What needs to be done => Send back the entries below exactly as they appear.

[Stored dataset items]
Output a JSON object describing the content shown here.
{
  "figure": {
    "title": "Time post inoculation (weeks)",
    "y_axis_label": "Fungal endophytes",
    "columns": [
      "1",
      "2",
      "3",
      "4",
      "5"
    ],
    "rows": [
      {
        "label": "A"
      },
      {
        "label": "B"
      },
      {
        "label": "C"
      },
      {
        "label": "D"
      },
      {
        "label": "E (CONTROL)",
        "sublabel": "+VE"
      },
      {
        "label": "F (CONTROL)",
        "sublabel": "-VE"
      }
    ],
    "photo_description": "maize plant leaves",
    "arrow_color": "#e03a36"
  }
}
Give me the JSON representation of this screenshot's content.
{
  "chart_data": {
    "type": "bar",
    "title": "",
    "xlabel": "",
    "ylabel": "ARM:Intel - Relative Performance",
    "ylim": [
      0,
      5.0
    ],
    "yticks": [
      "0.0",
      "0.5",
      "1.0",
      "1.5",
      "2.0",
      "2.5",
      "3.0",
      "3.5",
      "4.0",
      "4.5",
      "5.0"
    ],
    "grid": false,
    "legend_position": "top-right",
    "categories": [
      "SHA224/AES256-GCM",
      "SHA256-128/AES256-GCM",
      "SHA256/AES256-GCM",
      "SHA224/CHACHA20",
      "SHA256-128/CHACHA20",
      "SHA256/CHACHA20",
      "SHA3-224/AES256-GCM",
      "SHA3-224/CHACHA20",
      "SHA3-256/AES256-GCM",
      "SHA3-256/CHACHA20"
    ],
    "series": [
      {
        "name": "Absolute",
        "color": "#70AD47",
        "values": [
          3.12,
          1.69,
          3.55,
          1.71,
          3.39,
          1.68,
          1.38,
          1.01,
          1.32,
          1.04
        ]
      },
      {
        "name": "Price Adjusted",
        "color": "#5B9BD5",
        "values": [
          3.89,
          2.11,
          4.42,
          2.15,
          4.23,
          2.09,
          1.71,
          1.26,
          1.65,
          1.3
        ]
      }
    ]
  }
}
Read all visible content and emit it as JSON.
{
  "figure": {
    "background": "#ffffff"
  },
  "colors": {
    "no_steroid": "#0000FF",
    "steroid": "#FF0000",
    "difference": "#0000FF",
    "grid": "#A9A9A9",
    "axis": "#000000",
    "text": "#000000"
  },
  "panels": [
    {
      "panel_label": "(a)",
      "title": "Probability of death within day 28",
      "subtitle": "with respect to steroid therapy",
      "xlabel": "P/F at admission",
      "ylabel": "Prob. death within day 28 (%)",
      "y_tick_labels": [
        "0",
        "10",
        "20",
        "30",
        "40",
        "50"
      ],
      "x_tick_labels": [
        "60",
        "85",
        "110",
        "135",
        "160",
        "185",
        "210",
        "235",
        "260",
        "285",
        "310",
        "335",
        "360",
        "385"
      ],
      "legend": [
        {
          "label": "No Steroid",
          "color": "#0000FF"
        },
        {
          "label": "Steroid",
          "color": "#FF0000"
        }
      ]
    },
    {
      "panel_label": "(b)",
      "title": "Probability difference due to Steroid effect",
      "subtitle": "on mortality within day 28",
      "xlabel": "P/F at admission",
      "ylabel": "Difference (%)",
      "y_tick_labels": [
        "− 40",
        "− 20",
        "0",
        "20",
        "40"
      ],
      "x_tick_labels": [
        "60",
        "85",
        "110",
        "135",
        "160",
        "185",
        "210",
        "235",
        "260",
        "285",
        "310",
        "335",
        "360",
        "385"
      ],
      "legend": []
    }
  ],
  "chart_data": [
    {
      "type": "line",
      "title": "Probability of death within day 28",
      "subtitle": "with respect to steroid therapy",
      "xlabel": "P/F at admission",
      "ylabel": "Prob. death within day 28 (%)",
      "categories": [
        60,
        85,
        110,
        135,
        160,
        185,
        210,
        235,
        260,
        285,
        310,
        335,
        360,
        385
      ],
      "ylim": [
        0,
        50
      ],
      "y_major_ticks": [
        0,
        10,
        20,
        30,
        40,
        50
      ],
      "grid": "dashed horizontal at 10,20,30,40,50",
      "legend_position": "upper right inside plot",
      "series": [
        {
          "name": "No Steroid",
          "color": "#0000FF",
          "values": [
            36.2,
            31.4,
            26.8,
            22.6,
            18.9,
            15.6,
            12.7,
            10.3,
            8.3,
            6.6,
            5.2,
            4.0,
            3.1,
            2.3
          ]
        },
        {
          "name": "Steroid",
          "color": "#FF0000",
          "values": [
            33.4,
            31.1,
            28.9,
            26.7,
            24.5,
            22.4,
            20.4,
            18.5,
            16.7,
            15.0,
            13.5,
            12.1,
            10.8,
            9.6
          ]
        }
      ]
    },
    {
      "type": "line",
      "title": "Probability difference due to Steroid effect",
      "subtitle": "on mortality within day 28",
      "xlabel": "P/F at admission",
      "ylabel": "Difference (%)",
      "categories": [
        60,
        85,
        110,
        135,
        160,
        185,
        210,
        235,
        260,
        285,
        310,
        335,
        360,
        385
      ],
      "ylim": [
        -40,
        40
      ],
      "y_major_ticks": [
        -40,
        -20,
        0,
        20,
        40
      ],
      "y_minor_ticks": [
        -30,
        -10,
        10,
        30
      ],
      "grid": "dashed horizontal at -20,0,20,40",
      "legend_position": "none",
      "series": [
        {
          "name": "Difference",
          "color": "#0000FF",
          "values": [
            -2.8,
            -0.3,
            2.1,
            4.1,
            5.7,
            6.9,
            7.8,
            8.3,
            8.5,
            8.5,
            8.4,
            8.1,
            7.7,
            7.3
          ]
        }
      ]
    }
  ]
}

Problem solution =>
Output a JSON object describing the content shown here.
{
  "figure": {
    "title": "Time post inoculation (weeks)",
    "y_axis_label": "Fungal endophytes",
    "columns": [
      "1",
      "2",
      "3",
      "4",
      "5"
    ],
    "rows": [
      {
        "label": "A"
      },
      {
        "label": "B"
      },
      {
        "label": "C"
      },
      {
        "label": "D"
      },
      {
        "label": "E (CONTROL)",
        "sublabel": "+VE"
      },
      {
        "label": "F (CONTROL)",
        "sublabel": "-VE"
      }
    ],
    "photo_description": "maize plant leaves",
    "arrow_color": "#e03a36"
  }
}
Give me the JSON representation of this screenshot's content.
{
  "chart_data": {
    "type": "bar",
    "title": "",
    "xlabel": "",
    "ylabel": "ARM:Intel - Relative Performance",
    "ylim": [
      0,
      5.0
    ],
    "yticks": [
      "0.0",
      "0.5",
      "1.0",
      "1.5",
      "2.0",
      "2.5",
      "3.0",
      "3.5",
      "4.0",
      "4.5",
      "5.0"
    ],
    "grid": false,
    "legend_position": "top-right",
    "categories": [
      "SHA224/AES256-GCM",
      "SHA256-128/AES256-GCM",
      "SHA256/AES256-GCM",
      "SHA224/CHACHA20",
      "SHA256-128/CHACHA20",
      "SHA256/CHACHA20",
      "SHA3-224/AES256-GCM",
      "SHA3-224/CHACHA20",
      "SHA3-256/AES256-GCM",
      "SHA3-256/CHACHA20"
    ],
    "series": [
      {
        "name": "Absolute",
        "color": "#70AD47",
        "values": [
          3.12,
          1.69,
          3.55,
          1.71,
          3.39,
          1.68,
          1.38,
          1.01,
          1.32,
          1.04
        ]
      },
      {
        "name": "Price Adjusted",
        "color": "#5B9BD5",
        "values": [
          3.89,
          2.11,
          4.42,
          2.15,
          4.23,
          2.09,
          1.71,
          1.26,
          1.65,
          1.3
        ]
      }
    ]
  }
}
Read all visible content and emit it as JSON.
{
  "figure": {
    "background": "#ffffff"
  },
  "colors": {
    "no_steroid": "#0000FF",
    "steroid": "#FF0000",
    "difference": "#0000FF",
    "grid": "#A9A9A9",
    "axis": "#000000",
    "text": "#000000"
  },
  "panels": [
    {
      "panel_label": "(a)",
      "title": "Probability of death within day 28",
      "subtitle": "with respect to steroid therapy",
      "xlabel": "P/F at admission",
      "ylabel": "Prob. death within day 28 (%)",
      "y_tick_labels": [
        "0",
        "10",
        "20",
        "30",
        "40",
        "50"
      ],
      "x_tick_labels": [
        "60",
        "85",
        "110",
        "135",
        "160",
        "185",
        "210",
        "235",
        "260",
        "285",
        "310",
        "335",
        "360",
        "385"
      ],
      "legend": [
        {
          "label": "No Steroid",
          "color": "#0000FF"
        },
        {
          "label": "Steroid",
          "color": "#FF0000"
        }
      ]
    },
    {
      "panel_label": "(b)",
      "title": "Probability difference due to Steroid effect",
      "subtitle": "on mortality within day 28",
      "xlabel": "P/F at admission",
      "ylabel": "Difference (%)",
      "y_tick_labels": [
        "− 40",
        "− 20",
        "0",
        "20",
        "40"
      ],
      "x_tick_labels": [
        "60",
        "85",
        "110",
        "135",
        "160",
        "185",
        "210",
        "235",
        "260",
        "285",
        "310",
        "335",
        "360",
        "385"
      ],
      "legend": []
    }
  ],
  "chart_data": [
    {
      "type": "line",
      "title": "Probability of death within day 28",
      "subtitle": "with respect to steroid therapy",
      "xlabel": "P/F at admission",
      "ylabel": "Prob. death within day 28 (%)",
      "categories": [
        60,
        85,
        110,
        135,
        160,
        185,
        210,
        235,
        260,
        285,
        310,
        335,
        360,
        385
      ],
      "ylim": [
        0,
        50
      ],
      "y_major_ticks": [
        0,
        10,
        20,
        30,
        40,
        50
      ],
      "grid": "dashed horizontal at 10,20,30,40,50",
      "legend_position": "upper right inside plot",
      "series": [
        {
          "name": "No Steroid",
          "color": "#0000FF",
          "values": [
            36.2,
            31.4,
            26.8,
            22.6,
            18.9,
            15.6,
            12.7,
            10.3,
            8.3,
            6.6,
            5.2,
            4.0,
            3.1,
            2.3
          ]
        },
        {
          "name": "Steroid",
          "color": "#FF0000",
          "values": [
            33.4,
            31.1,
            28.9,
            26.7,
            24.5,
            22.4,
            20.4,
            18.5,
            16.7,
            15.0,
            13.5,
            12.1,
            10.8,
            9.6
          ]
        }
      ]
    },
    {
      "type": "line",
      "title": "Probability difference due to Steroid effect",
      "subtitle": "on mortality within day 28",
      "xlabel": "P/F at admission",
      "ylabel": "Difference (%)",
      "categories": [
        60,
        85,
        110,
        135,
        160,
        185,
        210,
        235,
        260,
        285,
        310,
        335,
        360,
        385
      ],
      "ylim": [
        -40,
        40
      ],
      "y_major_ticks": [
        -40,
        -20,
        0,
        20,
        40
      ],
      "y_minor_ticks": [
        -30,
        -10,
        10,
        30
      ],
      "grid": "dashed horizontal at -20,0,20,40",
      "legend_position": "none",
      "series": [
        {
          "name": "Difference",
          "color": "#0000FF",
          "values": [
            -2.8,
            -0.3,
            2.1,
            4.1,
            5.7,
            6.9,
            7.8,
            8.3,
            8.5,
            8.5,
            8.4,
            8.1,
            7.7,
            7.3
          ]
        }
      ]
    }
  ]
}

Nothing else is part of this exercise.